[REQUEST]:
Copy each line in which the string "войлок" occurs.

[LISTED RECORDS]:

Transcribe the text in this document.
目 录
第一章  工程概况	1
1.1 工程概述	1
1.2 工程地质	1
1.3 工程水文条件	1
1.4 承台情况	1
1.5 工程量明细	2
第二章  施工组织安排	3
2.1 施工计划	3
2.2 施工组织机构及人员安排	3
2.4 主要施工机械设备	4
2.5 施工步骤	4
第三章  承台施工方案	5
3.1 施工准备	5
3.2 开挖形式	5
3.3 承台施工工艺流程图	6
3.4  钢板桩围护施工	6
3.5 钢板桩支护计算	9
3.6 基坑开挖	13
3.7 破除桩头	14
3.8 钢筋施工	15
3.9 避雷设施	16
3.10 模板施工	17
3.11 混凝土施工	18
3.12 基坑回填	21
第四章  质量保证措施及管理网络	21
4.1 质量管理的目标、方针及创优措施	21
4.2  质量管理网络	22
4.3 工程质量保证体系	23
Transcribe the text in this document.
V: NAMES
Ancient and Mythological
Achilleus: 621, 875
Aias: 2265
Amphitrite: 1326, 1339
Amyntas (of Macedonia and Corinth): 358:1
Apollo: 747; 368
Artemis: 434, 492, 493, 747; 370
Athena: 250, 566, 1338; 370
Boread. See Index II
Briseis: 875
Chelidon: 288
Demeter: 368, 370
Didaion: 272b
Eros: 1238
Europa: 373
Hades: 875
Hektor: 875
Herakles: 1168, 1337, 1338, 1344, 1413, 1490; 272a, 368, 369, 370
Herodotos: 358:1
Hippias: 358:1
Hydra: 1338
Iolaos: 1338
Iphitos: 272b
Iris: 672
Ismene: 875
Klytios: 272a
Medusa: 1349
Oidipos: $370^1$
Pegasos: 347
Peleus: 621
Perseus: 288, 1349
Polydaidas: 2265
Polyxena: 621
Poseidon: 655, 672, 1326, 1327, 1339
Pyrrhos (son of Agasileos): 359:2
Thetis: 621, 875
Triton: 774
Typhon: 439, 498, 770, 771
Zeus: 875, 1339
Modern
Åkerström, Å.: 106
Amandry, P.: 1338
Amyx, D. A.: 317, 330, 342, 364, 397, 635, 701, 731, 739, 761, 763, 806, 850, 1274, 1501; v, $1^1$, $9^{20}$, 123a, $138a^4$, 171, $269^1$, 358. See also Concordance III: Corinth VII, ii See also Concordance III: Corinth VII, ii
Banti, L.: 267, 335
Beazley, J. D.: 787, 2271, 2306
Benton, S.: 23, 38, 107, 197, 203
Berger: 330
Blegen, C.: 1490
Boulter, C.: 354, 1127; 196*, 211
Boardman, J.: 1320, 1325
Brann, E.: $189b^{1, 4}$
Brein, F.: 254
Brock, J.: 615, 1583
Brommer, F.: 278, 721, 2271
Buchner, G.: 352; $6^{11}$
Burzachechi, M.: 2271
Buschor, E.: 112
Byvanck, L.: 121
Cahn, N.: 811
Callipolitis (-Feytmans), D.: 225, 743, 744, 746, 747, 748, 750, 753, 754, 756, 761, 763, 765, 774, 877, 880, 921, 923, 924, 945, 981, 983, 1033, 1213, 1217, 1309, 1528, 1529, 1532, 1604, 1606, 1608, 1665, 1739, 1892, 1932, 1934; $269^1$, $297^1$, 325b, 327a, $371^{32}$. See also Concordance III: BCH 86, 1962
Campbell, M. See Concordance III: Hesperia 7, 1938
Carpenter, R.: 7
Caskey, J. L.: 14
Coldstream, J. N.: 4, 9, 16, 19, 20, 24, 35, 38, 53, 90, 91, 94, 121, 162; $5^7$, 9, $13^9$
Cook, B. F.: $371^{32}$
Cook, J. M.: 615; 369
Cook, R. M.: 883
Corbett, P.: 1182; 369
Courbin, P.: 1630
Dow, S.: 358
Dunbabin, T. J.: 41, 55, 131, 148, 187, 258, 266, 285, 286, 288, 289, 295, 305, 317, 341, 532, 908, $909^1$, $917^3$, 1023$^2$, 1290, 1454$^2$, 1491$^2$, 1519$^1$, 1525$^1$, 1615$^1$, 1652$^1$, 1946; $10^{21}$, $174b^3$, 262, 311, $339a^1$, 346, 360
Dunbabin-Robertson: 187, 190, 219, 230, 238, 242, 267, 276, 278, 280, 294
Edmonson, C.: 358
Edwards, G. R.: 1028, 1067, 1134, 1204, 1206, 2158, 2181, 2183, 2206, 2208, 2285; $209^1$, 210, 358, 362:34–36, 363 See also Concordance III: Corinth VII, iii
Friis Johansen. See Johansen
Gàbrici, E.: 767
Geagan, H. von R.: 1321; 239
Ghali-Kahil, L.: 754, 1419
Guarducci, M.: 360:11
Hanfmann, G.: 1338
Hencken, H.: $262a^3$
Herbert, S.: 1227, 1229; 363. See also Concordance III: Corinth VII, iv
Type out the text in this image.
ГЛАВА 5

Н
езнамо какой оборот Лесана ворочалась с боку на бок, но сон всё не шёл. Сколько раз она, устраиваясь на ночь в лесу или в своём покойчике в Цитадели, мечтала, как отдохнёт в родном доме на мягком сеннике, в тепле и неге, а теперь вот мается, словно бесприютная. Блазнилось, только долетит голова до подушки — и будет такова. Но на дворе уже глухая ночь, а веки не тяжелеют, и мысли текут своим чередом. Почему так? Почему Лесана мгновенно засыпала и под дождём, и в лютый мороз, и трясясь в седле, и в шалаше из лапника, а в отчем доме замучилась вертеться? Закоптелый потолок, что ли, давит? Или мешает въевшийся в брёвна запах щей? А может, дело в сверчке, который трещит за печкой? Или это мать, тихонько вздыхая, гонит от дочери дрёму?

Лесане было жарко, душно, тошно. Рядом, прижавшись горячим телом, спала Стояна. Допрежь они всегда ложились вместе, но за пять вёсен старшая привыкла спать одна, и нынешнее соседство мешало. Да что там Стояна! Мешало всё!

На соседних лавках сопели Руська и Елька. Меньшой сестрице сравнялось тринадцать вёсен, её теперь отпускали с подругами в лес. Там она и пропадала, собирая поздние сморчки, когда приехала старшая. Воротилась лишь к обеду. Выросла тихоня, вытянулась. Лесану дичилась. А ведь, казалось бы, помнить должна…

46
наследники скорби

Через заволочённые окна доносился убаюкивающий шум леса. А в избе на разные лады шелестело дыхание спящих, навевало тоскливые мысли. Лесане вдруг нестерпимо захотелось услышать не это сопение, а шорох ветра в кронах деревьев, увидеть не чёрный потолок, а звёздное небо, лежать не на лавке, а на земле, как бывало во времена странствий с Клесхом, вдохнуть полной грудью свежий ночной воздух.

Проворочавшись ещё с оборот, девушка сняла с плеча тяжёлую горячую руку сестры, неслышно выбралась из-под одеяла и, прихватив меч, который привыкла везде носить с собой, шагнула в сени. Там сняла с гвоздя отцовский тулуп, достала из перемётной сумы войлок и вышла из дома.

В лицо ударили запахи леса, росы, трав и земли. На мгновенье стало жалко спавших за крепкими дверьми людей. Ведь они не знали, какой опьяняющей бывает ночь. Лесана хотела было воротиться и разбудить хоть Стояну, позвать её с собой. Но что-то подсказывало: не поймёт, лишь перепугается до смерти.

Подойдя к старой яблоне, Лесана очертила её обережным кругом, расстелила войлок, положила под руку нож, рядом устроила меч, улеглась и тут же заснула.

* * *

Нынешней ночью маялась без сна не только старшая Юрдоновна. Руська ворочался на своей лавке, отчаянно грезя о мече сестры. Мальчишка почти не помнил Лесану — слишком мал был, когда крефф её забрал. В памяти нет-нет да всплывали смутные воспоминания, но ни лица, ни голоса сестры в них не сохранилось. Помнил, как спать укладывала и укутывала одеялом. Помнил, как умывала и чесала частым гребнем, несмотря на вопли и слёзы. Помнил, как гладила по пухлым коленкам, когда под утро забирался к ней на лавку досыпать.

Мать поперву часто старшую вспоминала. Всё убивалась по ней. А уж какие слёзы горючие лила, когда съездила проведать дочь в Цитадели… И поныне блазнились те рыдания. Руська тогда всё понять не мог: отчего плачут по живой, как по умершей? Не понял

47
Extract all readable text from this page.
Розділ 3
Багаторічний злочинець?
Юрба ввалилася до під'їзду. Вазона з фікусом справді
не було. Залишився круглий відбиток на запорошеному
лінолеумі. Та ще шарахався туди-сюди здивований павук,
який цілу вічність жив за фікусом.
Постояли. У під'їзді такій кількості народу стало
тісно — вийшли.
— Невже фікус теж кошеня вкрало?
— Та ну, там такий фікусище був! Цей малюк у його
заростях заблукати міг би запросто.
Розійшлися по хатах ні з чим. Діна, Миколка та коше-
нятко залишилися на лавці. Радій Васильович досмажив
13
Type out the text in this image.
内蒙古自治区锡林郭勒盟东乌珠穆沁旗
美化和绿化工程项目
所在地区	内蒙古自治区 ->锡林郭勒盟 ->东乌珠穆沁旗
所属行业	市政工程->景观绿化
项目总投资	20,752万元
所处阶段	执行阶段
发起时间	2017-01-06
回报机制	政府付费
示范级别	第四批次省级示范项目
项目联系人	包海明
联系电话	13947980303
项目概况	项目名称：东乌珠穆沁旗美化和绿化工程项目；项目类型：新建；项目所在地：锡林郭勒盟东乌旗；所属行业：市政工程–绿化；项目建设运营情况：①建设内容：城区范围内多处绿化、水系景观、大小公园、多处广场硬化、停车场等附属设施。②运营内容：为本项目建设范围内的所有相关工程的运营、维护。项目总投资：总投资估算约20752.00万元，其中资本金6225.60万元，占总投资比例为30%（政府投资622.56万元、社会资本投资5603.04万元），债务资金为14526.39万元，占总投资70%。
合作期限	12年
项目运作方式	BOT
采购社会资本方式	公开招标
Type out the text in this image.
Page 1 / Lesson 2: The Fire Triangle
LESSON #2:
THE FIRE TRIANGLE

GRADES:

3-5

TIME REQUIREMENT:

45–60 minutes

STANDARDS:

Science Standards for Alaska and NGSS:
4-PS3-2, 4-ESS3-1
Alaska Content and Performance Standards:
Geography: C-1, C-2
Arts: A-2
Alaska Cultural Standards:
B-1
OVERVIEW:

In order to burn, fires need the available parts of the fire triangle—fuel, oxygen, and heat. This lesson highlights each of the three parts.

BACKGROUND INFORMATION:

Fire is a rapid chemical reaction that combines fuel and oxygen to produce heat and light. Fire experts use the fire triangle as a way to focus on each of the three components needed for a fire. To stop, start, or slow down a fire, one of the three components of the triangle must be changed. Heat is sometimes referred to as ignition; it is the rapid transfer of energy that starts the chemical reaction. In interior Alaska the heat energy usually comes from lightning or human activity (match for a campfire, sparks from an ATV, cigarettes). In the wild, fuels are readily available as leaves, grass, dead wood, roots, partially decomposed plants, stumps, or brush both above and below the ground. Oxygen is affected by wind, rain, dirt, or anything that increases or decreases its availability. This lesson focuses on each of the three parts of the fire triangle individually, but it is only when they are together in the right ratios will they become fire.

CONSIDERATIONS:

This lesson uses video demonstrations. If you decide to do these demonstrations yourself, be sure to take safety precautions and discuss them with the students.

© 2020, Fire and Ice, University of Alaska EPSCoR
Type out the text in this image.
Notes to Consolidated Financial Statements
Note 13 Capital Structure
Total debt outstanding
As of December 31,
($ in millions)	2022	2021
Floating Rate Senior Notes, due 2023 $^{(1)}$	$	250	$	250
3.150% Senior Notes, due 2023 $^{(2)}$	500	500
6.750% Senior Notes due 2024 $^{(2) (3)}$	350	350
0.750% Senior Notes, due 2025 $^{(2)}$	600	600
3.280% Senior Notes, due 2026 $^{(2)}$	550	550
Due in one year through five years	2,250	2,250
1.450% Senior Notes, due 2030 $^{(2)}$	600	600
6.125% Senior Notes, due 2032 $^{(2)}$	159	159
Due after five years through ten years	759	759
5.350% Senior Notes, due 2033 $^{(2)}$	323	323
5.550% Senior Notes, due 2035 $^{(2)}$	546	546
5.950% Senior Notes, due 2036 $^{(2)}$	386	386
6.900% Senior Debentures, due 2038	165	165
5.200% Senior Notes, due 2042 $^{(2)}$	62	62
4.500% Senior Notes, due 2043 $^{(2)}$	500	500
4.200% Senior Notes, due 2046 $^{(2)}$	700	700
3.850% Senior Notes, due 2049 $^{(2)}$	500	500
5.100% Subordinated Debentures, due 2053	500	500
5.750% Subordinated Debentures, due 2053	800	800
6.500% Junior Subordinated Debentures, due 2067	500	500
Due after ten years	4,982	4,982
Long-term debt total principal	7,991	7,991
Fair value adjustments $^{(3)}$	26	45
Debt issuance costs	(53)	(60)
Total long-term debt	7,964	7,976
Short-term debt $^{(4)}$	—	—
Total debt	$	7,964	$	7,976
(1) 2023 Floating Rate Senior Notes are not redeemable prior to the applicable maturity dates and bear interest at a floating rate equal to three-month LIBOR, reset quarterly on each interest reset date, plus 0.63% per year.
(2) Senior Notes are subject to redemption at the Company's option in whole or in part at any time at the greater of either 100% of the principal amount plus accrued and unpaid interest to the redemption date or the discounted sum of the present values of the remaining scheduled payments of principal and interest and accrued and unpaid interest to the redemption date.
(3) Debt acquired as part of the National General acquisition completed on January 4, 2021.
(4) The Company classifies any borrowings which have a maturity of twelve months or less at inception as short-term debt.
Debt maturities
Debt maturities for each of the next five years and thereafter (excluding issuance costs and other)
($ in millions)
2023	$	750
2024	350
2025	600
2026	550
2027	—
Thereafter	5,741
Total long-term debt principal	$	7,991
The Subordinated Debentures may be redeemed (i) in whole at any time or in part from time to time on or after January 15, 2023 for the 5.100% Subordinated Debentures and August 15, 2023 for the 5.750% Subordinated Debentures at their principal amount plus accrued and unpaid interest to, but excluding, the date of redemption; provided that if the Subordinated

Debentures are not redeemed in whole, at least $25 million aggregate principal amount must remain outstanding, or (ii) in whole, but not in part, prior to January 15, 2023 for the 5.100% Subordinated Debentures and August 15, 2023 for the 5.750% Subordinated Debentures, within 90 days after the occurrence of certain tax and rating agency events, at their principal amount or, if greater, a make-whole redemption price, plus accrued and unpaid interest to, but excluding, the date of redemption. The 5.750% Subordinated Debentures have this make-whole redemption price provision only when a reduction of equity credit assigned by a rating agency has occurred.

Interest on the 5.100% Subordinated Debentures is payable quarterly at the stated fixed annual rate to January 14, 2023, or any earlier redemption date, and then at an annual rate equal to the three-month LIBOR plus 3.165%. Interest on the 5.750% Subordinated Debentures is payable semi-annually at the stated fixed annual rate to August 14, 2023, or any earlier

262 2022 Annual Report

[SOLVED EXERCISE]:
Проворочавшись ещё с оборот, девушка сняла с плеча тяжёлую горячую руку сестры, неслышно выбралась из-под одеяла и, прихватив меч, который привыкла везде носить с собой, шагнула в сени. Там сняла с гвоздя отцовский тулуп, достала из перемётной сумы войлок и вышла из дома.
Подойдя к старой яблоне, Лесана очертила её обережным кругом, расстелила войлок, положила под руку нож, рядом устроила меч, улеглась и тут же заснула.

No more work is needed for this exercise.